- **Your task**: All records below must be retyped exactly.

Dataset listings of figures:
============

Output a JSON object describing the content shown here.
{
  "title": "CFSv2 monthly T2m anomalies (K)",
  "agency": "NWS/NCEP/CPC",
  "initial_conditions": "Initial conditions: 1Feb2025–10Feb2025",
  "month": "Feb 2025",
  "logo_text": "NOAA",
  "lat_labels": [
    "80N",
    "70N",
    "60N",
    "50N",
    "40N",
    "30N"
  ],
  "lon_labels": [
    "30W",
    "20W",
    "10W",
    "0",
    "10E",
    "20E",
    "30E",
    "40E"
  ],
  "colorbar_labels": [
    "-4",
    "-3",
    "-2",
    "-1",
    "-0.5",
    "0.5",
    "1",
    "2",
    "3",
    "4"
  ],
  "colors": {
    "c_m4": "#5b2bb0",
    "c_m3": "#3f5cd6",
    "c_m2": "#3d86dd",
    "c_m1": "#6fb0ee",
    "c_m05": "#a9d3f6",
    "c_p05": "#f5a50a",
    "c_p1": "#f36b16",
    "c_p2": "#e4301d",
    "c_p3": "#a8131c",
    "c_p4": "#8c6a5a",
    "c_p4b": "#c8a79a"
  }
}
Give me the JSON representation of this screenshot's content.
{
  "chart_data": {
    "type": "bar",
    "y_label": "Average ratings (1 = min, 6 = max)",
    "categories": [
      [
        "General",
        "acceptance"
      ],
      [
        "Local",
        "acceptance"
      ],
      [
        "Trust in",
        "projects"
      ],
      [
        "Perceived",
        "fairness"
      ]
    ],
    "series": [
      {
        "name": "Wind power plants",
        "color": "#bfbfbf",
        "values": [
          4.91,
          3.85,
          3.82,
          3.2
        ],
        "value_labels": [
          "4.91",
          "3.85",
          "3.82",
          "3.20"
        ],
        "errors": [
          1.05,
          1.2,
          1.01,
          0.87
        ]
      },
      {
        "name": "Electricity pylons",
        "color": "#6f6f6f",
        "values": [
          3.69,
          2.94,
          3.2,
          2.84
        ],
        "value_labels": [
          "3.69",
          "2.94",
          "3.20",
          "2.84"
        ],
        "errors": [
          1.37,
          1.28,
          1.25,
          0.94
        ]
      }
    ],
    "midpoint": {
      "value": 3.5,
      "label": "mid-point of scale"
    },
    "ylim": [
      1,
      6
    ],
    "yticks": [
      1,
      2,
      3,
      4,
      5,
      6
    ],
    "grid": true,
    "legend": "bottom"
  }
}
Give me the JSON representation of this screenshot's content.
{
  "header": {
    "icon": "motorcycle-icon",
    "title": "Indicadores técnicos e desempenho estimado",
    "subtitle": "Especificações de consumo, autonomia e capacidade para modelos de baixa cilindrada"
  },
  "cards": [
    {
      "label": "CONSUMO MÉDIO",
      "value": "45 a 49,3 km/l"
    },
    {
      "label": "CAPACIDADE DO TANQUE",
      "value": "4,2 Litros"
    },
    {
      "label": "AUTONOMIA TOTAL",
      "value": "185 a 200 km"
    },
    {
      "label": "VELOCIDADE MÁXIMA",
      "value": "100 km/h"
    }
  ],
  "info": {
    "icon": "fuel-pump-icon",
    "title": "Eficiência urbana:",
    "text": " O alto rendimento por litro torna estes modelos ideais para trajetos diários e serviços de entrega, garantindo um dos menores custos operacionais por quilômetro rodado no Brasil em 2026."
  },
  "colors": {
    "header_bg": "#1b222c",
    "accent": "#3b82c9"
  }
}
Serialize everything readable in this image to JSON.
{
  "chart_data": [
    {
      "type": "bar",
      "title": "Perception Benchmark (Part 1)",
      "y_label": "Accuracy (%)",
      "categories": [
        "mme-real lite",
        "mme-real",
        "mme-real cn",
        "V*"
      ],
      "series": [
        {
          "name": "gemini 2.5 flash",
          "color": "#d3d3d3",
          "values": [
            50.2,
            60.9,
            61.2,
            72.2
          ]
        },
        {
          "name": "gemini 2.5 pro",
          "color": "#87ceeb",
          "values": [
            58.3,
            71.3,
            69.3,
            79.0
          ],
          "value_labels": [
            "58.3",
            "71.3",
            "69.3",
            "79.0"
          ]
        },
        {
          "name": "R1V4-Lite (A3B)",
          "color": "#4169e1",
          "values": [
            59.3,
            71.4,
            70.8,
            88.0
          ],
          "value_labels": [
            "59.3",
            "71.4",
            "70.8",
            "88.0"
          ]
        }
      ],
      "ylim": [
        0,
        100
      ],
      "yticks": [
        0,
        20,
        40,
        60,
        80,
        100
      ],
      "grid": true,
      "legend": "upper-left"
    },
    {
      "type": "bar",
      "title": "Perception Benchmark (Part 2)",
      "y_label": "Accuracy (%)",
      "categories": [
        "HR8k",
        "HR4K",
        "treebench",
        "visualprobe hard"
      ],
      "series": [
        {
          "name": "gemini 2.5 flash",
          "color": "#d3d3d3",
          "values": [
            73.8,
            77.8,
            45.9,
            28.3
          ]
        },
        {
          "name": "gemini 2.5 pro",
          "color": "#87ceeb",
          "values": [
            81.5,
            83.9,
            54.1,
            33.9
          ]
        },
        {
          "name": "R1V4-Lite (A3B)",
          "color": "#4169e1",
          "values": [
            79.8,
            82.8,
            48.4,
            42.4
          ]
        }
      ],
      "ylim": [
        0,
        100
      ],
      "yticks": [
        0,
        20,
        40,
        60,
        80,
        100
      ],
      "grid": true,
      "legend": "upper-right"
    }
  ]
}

============

- **Written solution**:
Output a JSON object describing the content shown here.
{
  "title": "CFSv2 monthly T2m anomalies (K)",
  "agency": "NWS/NCEP/CPC",
  "initial_conditions": "Initial conditions: 1Feb2025–10Feb2025",
  "month": "Feb 2025",
  "logo_text": "NOAA",
  "lat_labels": [
    "80N",
    "70N",
    "60N",
    "50N",
    "40N",
    "30N"
  ],
  "lon_labels": [
    "30W",
    "20W",
    "10W",
    "0",
    "10E",
    "20E",
    "30E",
    "40E"
  ],
  "colorbar_labels": [
    "-4",
    "-3",
    "-2",
    "-1",
    "-0.5",
    "0.5",
    "1",
    "2",
    "3",
    "4"
  ],
  "colors": {
    "c_m4": "#5b2bb0",
    "c_m3": "#3f5cd6",
    "c_m2": "#3d86dd",
    "c_m1": "#6fb0ee",
    "c_m05": "#a9d3f6",
    "c_p05": "#f5a50a",
    "c_p1": "#f36b16",
    "c_p2": "#e4301d",
    "c_p3": "#a8131c",
    "c_p4": "#8c6a5a",
    "c_p4b": "#c8a79a"
  }
}
Give me the JSON representation of this screenshot's content.
{
  "chart_data": {
    "type": "bar",
    "y_label": "Average ratings (1 = min, 6 = max)",
    "categories": [
      [
        "General",
        "acceptance"
      ],
      [
        "Local",
        "acceptance"
      ],
      [
        "Trust in",
        "projects"
      ],
      [
        "Perceived",
        "fairness"
      ]
    ],
    "series": [
      {
        "name": "Wind power plants",
        "color": "#bfbfbf",
        "values": [
          4.91,
          3.85,
          3.82,
          3.2
        ],
        "value_labels": [
          "4.91",
          "3.85",
          "3.82",
          "3.20"
        ],
        "errors": [
          1.05,
          1.2,
          1.01,
          0.87
        ]
      },
      {
        "name": "Electricity pylons",
        "color": "#6f6f6f",
        "values": [
          3.69,
          2.94,
          3.2,
          2.84
        ],
        "value_labels": [
          "3.69",
          "2.94",
          "3.20",
          "2.84"
        ],
        "errors": [
          1.37,
          1.28,
          1.25,
          0.94
        ]
      }
    ],
    "midpoint": {
      "value": 3.5,
      "label": "mid-point of scale"
    },
    "ylim": [
      1,
      6
    ],
    "yticks": [
      1,
      2,
      3,
      4,
      5,
      6
    ],
    "grid": true,
    "legend": "bottom"
  }
}
Give me the JSON representation of this screenshot's content.
{
  "header": {
    "icon": "motorcycle-icon",
    "title": "Indicadores técnicos e desempenho estimado",
    "subtitle": "Especificações de consumo, autonomia e capacidade para modelos de baixa cilindrada"
  },
  "cards": [
    {
      "label": "CONSUMO MÉDIO",
      "value": "45 a 49,3 km/l"
    },
    {
      "label": "CAPACIDADE DO TANQUE",
      "value": "4,2 Litros"
    },
    {
      "label": "AUTONOMIA TOTAL",
      "value": "185 a 200 km"
    },
    {
      "label": "VELOCIDADE MÁXIMA",
      "value": "100 km/h"
    }
  ],
  "info": {
    "icon": "fuel-pump-icon",
    "title": "Eficiência urbana:",
    "text": " O alto rendimento por litro torna estes modelos ideais para trajetos diários e serviços de entrega, garantindo um dos menores custos operacionais por quilômetro rodado no Brasil em 2026."
  },
  "colors": {
    "header_bg": "#1b222c",
    "accent": "#3b82c9"
  }
}
Serialize everything readable in this image to JSON.
{
  "chart_data": [
    {
      "type": "bar",
      "title": "Perception Benchmark (Part 1)",
      "y_label": "Accuracy (%)",
      "categories": [
        "mme-real lite",
        "mme-real",
        "mme-real cn",
        "V*"
      ],
      "series": [
        {
          "name": "gemini 2.5 flash",
          "color": "#d3d3d3",
          "values": [
            50.2,
            60.9,
            61.2,
            72.2
          ]
        },
        {
          "name": "gemini 2.5 pro",
          "color": "#87ceeb",
          "values": [
            58.3,
            71.3,
            69.3,
            79.0
          ],
          "value_labels": [
            "58.3",
            "71.3",
            "69.3",
            "79.0"
          ]
        },
        {
          "name": "R1V4-Lite (A3B)",
          "color": "#4169e1",
          "values": [
            59.3,
            71.4,
            70.8,
            88.0
          ],
          "value_labels": [
            "59.3",
            "71.4",
            "70.8",
            "88.0"
          ]
        }
      ],
      "ylim": [
        0,
        100
      ],
      "yticks": [
        0,
        20,
        40,
        60,
        80,
        100
      ],
      "grid": true,
      "legend": "upper-left"
    },
    {
      "type": "bar",
      "title": "Perception Benchmark (Part 2)",
      "y_label": "Accuracy (%)",
      "categories": [
        "HR8k",
        "HR4K",
        "treebench",
        "visualprobe hard"
      ],
      "series": [
        {
          "name": "gemini 2.5 flash",
          "color": "#d3d3d3",
          "values": [
            73.8,
            77.8,
            45.9,
            28.3
          ]
        },
        {
          "name": "gemini 2.5 pro",
          "color": "#87ceeb",
          "values": [
            81.5,
            83.9,
            54.1,
            33.9
          ]
        },
        {
          "name": "R1V4-Lite (A3B)",
          "color": "#4169e1",
          "values": [
            79.8,
            82.8,
            48.4,
            42.4
          ]
        }
      ],
      "ylim": [
        0,
        100
      ],
      "yticks": [
        0,
        20,
        40,
        60,
        80,
        100
      ],
      "grid": true,
      "legend": "upper-right"
    }
  ]
}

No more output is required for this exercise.